#### [Written problem]
Copy out every line in which the string "band" occurs.

---------- Extracted data

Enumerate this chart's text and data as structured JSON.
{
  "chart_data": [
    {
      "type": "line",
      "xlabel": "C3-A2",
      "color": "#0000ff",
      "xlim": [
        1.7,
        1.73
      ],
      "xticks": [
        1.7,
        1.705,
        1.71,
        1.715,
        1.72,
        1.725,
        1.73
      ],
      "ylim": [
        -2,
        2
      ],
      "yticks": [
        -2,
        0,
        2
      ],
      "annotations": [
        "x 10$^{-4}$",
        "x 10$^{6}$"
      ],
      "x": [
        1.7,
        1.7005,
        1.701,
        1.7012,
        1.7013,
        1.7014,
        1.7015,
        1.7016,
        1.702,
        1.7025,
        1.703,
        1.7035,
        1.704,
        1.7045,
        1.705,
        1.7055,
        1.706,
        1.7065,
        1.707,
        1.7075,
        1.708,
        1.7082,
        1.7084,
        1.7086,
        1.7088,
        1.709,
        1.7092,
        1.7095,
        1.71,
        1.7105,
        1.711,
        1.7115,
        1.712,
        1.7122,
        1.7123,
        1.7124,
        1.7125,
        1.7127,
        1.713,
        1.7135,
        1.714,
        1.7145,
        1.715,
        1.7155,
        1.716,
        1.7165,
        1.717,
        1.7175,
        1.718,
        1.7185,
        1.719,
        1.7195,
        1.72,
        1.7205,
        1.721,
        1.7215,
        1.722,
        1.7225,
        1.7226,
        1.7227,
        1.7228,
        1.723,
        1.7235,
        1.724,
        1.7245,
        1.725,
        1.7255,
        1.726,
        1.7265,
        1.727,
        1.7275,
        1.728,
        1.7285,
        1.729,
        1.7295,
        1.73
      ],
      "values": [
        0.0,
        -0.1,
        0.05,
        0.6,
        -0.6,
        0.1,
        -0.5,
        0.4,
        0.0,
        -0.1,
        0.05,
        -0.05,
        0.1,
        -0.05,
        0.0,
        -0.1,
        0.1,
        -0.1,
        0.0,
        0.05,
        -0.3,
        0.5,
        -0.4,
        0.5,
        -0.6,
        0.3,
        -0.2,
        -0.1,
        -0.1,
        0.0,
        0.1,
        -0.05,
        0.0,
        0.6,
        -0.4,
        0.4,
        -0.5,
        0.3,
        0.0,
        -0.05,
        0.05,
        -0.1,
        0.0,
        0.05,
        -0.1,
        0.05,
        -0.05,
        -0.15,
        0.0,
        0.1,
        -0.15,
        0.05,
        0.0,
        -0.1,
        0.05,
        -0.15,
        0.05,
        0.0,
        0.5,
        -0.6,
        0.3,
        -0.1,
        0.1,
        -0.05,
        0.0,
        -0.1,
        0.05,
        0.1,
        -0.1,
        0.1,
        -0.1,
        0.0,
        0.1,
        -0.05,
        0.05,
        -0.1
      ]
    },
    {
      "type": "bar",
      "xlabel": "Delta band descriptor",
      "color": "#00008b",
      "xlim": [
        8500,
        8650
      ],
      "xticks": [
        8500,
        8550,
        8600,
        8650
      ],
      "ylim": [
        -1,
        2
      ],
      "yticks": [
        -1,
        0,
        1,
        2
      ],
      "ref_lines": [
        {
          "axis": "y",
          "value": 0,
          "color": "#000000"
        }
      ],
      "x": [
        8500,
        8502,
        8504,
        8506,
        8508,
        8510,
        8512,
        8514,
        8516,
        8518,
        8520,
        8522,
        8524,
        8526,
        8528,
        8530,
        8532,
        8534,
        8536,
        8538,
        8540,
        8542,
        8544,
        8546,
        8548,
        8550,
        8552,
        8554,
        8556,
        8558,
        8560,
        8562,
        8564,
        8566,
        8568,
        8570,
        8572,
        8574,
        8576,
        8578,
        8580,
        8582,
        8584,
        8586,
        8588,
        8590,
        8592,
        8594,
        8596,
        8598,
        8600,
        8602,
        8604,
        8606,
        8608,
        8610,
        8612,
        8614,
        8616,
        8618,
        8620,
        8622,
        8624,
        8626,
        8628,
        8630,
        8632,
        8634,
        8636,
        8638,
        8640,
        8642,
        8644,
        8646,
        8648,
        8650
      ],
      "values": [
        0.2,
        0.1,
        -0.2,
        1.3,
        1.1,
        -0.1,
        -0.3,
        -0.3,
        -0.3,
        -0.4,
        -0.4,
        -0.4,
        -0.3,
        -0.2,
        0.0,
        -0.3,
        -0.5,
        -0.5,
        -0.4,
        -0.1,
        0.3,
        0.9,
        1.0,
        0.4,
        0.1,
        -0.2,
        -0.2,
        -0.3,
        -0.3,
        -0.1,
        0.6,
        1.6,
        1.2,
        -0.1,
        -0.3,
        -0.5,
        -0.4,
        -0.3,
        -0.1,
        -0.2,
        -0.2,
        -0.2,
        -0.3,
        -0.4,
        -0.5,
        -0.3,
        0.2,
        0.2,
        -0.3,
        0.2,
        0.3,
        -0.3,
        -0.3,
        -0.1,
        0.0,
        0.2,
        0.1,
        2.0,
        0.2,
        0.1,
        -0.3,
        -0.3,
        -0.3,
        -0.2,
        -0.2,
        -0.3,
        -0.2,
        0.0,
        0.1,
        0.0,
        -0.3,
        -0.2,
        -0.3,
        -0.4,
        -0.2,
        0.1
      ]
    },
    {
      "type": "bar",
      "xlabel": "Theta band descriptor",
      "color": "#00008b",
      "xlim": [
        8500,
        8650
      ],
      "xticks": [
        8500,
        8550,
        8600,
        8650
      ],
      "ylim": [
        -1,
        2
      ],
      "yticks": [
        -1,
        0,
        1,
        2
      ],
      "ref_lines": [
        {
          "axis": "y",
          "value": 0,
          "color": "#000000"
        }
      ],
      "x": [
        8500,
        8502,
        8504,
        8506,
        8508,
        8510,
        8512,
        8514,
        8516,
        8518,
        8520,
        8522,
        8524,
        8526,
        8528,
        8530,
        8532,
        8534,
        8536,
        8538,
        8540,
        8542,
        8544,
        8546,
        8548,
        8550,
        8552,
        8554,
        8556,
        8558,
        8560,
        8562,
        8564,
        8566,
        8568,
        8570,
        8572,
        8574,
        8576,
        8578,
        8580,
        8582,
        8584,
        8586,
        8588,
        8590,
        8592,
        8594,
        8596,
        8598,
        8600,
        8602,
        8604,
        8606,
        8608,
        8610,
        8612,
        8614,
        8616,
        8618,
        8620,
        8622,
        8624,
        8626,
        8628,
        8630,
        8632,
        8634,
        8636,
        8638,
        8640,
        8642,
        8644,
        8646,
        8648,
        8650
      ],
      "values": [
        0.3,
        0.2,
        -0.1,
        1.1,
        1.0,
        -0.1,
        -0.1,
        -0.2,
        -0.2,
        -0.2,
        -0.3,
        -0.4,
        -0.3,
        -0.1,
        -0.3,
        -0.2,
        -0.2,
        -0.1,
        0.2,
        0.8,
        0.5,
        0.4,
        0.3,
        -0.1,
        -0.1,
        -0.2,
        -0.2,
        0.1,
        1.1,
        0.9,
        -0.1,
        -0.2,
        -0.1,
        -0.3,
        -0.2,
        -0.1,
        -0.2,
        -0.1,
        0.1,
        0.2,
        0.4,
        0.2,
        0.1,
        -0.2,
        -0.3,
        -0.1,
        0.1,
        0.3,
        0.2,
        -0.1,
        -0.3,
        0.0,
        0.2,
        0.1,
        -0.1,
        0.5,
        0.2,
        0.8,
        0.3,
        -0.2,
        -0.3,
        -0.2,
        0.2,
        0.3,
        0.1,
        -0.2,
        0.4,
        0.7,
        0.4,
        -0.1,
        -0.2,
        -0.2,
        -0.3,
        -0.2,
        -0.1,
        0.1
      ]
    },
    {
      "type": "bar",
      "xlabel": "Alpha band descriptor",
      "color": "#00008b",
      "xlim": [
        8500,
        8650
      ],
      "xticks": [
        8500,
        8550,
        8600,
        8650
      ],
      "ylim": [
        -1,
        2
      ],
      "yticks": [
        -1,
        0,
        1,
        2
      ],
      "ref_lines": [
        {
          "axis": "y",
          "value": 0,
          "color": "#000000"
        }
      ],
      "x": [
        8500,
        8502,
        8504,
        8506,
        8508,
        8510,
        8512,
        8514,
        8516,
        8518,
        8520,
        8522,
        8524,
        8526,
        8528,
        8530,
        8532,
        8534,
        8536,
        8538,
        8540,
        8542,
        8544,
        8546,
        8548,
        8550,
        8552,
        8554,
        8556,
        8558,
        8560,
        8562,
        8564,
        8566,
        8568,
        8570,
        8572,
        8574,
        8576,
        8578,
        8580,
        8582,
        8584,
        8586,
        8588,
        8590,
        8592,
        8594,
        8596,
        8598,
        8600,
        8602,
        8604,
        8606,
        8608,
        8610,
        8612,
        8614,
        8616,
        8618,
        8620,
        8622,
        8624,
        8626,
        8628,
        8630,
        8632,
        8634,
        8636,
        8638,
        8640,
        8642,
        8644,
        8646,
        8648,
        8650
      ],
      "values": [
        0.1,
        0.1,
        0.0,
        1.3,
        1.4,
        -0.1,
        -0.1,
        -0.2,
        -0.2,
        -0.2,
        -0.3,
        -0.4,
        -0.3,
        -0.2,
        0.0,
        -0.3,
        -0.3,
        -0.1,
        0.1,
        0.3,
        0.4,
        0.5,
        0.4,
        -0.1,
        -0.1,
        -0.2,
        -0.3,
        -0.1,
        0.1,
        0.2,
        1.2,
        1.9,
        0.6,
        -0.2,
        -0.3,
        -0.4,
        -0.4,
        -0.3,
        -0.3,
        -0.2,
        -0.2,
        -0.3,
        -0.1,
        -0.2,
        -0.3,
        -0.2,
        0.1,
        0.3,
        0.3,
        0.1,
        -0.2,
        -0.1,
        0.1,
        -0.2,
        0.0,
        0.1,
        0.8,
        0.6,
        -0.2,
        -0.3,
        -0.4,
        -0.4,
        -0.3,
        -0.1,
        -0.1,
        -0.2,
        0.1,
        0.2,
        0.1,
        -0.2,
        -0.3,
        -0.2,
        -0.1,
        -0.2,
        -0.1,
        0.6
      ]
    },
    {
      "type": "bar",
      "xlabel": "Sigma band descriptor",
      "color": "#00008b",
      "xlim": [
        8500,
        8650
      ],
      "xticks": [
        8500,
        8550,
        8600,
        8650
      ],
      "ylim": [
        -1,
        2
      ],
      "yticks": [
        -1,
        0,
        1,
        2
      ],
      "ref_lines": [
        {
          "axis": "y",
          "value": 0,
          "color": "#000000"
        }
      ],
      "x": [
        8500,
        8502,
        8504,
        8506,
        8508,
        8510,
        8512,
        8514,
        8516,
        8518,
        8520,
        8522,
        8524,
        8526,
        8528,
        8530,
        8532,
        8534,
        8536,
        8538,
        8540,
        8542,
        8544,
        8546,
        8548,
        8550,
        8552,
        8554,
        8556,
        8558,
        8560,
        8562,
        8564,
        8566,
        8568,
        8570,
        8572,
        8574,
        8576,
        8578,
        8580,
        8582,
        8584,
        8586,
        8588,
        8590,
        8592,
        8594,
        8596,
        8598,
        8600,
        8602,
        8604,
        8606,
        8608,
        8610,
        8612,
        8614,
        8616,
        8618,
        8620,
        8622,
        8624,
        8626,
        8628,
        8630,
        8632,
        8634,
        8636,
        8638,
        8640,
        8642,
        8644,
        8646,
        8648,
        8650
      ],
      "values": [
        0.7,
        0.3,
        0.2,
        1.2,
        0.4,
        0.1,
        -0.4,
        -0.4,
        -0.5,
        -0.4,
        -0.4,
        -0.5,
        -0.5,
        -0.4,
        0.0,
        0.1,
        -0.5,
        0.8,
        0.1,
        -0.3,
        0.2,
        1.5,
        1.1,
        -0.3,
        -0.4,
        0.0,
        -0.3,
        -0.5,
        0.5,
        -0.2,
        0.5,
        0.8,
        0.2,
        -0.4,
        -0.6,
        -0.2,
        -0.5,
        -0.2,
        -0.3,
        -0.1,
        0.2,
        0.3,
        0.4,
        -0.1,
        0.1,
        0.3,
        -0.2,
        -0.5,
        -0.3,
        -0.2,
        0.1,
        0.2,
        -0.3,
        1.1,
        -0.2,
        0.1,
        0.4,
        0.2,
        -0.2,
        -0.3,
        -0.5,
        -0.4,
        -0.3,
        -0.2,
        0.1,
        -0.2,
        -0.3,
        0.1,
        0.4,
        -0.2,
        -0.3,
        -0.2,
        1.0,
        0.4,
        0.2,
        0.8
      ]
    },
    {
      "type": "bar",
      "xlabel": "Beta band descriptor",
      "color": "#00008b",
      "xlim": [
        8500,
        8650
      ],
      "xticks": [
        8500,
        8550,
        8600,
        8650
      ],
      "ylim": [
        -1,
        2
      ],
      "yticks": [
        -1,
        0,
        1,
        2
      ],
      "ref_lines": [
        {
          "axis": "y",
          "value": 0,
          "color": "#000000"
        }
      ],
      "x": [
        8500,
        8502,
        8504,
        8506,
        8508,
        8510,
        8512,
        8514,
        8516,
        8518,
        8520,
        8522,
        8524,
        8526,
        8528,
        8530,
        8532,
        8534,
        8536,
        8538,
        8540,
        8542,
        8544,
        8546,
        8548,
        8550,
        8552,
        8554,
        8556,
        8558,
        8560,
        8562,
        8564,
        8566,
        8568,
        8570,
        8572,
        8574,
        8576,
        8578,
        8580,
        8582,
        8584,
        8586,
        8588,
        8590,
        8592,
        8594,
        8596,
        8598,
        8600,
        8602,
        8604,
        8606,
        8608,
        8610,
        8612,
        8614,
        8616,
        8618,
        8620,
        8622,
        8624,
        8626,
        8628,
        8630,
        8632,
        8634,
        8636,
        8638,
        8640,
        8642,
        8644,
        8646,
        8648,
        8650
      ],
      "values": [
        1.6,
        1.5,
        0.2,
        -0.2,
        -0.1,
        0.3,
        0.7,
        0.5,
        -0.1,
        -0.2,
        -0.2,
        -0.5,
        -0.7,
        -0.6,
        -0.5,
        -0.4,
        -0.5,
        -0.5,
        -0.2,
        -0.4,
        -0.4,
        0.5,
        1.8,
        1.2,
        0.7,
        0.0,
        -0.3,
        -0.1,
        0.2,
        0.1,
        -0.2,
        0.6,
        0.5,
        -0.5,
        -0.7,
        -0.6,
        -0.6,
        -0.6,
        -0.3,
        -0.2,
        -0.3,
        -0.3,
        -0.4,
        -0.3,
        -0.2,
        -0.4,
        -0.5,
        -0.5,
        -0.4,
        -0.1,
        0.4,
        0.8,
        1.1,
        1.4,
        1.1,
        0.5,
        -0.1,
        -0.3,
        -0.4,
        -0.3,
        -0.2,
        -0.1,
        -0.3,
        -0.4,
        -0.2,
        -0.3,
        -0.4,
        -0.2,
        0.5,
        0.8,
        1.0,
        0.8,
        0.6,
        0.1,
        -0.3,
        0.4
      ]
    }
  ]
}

--------------------

#### [Reply to the task]
      "xlabel": "Delta band descriptor",
      "xlabel": "Theta band descriptor",
      "xlabel": "Alpha band descriptor",
      "xlabel": "Sigma band descriptor",
      "xlabel": "Beta band descriptor",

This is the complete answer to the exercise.